-------- Listed entries --------

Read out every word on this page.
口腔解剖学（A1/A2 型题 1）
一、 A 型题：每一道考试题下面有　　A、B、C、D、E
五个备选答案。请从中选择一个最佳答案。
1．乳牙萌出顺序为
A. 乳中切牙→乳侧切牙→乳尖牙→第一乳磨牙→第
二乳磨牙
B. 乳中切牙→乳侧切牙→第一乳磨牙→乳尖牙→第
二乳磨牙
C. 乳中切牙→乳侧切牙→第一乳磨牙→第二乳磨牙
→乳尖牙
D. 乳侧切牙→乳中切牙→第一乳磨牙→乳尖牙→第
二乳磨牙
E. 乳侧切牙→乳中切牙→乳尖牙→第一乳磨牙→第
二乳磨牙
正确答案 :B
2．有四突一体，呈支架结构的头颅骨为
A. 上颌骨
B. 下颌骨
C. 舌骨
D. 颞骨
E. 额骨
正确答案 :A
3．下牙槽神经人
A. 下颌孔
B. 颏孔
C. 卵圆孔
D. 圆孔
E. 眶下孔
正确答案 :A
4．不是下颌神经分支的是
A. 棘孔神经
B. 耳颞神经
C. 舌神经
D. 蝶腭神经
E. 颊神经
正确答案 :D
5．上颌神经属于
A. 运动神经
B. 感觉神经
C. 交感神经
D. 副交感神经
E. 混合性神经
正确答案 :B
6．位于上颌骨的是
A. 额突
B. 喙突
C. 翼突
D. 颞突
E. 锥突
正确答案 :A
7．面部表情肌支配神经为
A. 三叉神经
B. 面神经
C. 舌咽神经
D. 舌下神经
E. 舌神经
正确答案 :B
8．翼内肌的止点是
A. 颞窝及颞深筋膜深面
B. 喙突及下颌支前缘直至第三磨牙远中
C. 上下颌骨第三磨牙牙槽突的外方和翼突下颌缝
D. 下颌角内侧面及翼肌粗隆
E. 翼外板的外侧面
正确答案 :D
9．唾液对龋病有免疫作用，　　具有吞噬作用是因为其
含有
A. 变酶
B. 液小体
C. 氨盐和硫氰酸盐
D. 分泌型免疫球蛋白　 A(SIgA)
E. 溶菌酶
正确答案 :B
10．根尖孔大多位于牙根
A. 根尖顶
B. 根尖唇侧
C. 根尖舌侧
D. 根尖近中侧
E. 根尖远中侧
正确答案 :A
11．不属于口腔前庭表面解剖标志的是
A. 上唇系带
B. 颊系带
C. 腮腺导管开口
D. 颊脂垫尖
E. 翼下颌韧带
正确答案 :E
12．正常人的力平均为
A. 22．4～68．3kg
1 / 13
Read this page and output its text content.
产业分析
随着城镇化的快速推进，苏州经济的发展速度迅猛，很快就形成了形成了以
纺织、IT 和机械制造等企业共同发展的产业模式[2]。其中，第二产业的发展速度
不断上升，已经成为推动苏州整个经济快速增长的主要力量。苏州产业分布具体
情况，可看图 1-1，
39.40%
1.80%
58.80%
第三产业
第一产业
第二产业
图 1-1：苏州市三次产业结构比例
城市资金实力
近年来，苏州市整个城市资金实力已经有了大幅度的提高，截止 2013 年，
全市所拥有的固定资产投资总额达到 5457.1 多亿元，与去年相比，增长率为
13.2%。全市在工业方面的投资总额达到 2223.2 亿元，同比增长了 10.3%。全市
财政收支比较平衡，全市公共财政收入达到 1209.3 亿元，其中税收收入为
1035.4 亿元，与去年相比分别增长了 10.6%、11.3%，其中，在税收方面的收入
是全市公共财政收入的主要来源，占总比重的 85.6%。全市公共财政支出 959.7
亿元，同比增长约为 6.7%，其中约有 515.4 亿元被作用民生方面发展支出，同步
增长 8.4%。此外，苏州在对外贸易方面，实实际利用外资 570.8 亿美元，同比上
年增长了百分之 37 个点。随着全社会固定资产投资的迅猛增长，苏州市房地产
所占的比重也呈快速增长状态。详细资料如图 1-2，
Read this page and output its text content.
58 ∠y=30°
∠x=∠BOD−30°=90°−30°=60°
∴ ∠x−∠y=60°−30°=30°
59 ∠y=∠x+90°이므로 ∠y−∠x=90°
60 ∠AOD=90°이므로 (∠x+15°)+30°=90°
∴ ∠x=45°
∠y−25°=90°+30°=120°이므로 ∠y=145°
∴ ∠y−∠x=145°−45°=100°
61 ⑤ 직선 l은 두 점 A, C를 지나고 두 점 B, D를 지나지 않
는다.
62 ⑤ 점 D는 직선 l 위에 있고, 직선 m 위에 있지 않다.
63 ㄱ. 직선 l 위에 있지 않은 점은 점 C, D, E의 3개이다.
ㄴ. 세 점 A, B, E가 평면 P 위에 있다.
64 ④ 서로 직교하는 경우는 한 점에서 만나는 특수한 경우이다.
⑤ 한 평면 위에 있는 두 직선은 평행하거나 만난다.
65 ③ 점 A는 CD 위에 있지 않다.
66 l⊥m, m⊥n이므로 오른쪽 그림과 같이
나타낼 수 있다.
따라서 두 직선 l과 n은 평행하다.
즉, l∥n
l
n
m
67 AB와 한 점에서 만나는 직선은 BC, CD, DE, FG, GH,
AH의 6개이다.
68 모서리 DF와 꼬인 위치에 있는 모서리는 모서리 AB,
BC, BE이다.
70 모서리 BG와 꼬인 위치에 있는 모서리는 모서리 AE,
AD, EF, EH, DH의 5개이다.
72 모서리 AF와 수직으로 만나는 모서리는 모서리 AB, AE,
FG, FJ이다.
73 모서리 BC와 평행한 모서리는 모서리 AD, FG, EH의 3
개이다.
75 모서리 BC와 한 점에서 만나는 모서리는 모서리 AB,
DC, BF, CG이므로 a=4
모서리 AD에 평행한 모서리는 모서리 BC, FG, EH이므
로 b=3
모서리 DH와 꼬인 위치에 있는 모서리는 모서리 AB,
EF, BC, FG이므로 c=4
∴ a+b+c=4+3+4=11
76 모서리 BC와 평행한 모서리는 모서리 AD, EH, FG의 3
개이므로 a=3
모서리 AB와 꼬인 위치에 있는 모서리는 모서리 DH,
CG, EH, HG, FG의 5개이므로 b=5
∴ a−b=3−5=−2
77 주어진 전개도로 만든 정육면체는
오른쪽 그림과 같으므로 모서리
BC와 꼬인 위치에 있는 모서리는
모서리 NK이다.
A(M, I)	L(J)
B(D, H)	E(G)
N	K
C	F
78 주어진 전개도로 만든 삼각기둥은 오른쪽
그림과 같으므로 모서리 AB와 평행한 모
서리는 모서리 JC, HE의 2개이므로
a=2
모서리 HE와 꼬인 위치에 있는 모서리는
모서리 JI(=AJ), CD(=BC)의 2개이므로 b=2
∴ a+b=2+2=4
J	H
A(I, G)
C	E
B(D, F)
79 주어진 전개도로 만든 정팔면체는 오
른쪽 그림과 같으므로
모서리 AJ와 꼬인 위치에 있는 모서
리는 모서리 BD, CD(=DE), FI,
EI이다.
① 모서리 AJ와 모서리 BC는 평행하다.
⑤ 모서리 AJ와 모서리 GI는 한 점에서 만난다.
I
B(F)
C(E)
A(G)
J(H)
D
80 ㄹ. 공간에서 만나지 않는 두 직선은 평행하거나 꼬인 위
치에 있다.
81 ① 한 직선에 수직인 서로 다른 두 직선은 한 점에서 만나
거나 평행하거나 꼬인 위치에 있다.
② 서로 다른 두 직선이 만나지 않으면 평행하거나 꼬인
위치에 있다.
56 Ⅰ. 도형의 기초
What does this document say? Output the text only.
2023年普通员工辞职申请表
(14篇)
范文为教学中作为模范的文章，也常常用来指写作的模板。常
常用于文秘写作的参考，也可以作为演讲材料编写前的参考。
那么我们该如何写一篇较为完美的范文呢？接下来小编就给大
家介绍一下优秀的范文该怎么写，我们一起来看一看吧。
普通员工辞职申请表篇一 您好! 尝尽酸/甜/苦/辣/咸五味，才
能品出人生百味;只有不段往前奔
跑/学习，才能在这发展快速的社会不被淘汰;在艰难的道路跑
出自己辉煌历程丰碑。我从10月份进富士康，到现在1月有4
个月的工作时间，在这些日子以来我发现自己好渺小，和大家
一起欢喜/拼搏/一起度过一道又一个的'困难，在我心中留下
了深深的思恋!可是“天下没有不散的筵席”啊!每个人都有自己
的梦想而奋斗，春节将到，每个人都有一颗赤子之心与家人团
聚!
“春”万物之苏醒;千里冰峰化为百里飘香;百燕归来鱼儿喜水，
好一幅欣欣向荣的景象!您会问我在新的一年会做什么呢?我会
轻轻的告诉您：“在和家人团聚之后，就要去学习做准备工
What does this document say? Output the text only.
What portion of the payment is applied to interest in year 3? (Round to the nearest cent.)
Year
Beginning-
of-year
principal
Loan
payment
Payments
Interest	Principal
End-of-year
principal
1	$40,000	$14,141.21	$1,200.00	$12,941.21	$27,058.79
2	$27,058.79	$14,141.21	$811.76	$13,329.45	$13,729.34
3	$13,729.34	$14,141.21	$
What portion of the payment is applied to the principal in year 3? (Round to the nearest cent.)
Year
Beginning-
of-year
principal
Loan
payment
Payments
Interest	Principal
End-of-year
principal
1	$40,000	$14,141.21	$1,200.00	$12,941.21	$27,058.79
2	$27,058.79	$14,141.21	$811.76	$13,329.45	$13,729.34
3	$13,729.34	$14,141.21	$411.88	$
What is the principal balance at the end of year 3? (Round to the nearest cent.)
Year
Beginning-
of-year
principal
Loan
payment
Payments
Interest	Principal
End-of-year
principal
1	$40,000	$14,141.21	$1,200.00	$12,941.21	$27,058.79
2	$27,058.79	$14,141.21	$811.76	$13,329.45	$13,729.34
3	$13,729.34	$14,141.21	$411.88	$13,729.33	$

--------

# [To do]
Select and copy each line from the data that includes the word "乳侧切牙".

# [Finished exercise]
A. 乳中切牙→乳侧切牙→乳尖牙→第一乳磨牙→第
B. 乳中切牙→乳侧切牙→第一乳磨牙→乳尖牙→第
C. 乳中切牙→乳侧切牙→第一乳磨牙→第二乳磨牙
D. 乳侧切牙→乳中切牙→第一乳磨牙→乳尖牙→第
E. 乳侧切牙→乳中切牙→乳尖牙→第一乳磨牙→第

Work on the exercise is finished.